:: EXTRAIT DE PAGE ::
L’ « éducation aux médias », telle que définie ci-dessus, semble orientée vers le développement de l’esprit critique et l’acquisition du discernement responsable et citoyen. La définition ne mentionne pas l’apport de culture artistique ni la pratique. Dans son acception courante, l’expression « éducation à l’image » s’entend plus comme une éducation du regard dans sa dimension artistique et elle intègre la pratique : L’École donne une place importante au cinéma et à l’audiovisuel dans le cadre plus large de l’éducation à l’image. La première pratique culturelle des jeunes est celle de l’image : cinéma, photo, télévision, jeux vidéo, Internet, etc. (…) Dès l’école primaire, l’éducation à l’image, au cinéma et à l’audiovisuel permet aux élèves d’acquérir une culture, d’avoir une pratique artistique et de découvrir de nouveaux métiers.
:::
-- EXERCICE PROPOSÉ --
Répondez, s'il vous plaît, à ces questions sur l'extrait consacré à l'éducation aux médias et à l'image :
(a) Vers quoi l'« éducation aux médias » semble-t-elle orientée ?
(b) Quelle est la première pratique culturelle des jeunes ?
(c) Dès l'école primaire, que permet aux élèves l'éducation à l'image, au cinéma et à l'audiovisuel ?
:: ENREGISTREMENTS PRÉSENTÉS ::
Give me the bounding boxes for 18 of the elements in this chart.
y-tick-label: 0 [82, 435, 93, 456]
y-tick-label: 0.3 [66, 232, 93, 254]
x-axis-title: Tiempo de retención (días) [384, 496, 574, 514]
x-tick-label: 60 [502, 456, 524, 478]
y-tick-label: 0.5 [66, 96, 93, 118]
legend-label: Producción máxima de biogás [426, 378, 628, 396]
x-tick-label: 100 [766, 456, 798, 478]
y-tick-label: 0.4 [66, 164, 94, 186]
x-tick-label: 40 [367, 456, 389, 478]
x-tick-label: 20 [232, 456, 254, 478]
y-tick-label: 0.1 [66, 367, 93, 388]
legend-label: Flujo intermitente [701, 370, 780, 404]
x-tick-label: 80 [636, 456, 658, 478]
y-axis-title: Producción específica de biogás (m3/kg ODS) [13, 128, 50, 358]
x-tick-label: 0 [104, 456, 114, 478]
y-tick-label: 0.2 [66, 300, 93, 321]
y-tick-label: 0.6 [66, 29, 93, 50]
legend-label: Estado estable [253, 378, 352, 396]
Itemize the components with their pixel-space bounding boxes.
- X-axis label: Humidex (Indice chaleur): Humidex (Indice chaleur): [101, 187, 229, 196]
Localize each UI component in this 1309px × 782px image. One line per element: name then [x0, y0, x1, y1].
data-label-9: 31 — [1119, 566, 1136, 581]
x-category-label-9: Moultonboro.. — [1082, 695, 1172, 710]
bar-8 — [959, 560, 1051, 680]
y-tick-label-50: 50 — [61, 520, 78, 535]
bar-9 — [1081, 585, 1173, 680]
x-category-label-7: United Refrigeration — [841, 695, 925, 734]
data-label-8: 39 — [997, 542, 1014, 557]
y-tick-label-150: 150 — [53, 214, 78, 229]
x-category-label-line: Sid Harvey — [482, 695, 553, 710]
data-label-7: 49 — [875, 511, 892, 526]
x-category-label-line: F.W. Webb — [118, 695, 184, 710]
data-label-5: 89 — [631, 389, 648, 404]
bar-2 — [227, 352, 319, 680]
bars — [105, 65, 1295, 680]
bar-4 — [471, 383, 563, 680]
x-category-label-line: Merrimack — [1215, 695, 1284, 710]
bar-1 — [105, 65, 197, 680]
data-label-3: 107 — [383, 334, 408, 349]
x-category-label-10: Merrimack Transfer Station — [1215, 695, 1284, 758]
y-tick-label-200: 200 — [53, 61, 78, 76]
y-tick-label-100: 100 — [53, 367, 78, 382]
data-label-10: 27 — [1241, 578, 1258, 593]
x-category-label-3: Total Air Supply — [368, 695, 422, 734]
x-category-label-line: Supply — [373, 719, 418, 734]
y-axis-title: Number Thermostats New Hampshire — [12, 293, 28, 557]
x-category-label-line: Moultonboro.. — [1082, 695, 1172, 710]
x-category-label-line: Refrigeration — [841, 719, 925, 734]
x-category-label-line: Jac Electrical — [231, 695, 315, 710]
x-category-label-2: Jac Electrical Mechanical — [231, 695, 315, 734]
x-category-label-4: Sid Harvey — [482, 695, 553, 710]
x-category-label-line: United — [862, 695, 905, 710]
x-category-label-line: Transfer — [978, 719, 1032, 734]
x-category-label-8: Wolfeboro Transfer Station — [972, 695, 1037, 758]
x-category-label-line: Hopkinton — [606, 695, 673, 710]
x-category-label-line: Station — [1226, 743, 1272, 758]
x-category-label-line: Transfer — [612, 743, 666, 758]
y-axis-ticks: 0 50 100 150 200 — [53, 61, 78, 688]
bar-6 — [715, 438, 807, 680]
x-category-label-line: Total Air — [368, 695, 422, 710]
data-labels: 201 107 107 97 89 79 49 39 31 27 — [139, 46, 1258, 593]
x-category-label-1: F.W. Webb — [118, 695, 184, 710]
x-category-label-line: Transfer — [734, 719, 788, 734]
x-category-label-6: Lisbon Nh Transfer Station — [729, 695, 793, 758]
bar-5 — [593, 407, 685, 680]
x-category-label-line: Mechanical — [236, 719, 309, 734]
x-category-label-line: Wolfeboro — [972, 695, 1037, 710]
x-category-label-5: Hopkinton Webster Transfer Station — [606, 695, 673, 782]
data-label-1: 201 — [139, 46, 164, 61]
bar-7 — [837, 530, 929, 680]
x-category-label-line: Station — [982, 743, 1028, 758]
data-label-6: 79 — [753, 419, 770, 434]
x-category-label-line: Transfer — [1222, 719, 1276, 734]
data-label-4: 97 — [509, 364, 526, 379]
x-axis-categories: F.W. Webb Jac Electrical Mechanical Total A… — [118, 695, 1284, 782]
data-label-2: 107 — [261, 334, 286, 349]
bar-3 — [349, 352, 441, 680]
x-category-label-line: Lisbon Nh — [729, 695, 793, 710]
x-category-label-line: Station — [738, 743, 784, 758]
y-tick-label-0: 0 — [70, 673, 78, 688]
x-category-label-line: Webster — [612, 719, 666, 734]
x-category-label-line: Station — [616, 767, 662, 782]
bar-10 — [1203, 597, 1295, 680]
:::
-- CORRIGÉ --
(a) Vers le développement de l'esprit critique et l'acquisition du discernement responsable et citoyen.
(b) Celle de l'image : cinéma, photo, télévision, jeux vidéo, Internet, etc.
(c) Elle leur permet d'acquérir une culture, d'avoir une pratique artistique et de découvrir de nouveaux métiers.